▶ **Set problem**: Records follow. Select each line holding "this".
=== Dataset excerpts ===
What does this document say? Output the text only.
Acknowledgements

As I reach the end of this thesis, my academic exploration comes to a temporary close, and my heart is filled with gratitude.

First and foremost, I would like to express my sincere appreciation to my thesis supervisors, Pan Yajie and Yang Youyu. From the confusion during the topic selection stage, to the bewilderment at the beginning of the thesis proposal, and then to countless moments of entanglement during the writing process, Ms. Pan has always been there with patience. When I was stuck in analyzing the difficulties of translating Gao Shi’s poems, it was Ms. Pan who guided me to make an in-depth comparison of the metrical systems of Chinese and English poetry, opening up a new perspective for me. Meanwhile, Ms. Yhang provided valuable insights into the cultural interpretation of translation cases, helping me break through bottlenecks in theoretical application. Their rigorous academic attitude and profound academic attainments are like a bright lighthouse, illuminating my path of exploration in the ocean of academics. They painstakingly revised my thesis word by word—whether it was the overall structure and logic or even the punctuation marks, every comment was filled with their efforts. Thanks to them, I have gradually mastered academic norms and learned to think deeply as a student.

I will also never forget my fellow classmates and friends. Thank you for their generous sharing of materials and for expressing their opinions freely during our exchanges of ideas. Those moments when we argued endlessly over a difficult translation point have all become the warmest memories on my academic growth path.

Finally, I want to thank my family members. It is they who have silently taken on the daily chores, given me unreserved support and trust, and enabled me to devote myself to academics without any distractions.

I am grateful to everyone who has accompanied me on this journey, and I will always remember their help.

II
===
▶ **Reply to the task**:
What does this document say? Output the text only.
As I reach the end of this thesis, my academic exploration comes to a temporary close, and my heart is filled with gratitude.
I am grateful to everyone who has accompanied me on this journey, and I will always remember their help.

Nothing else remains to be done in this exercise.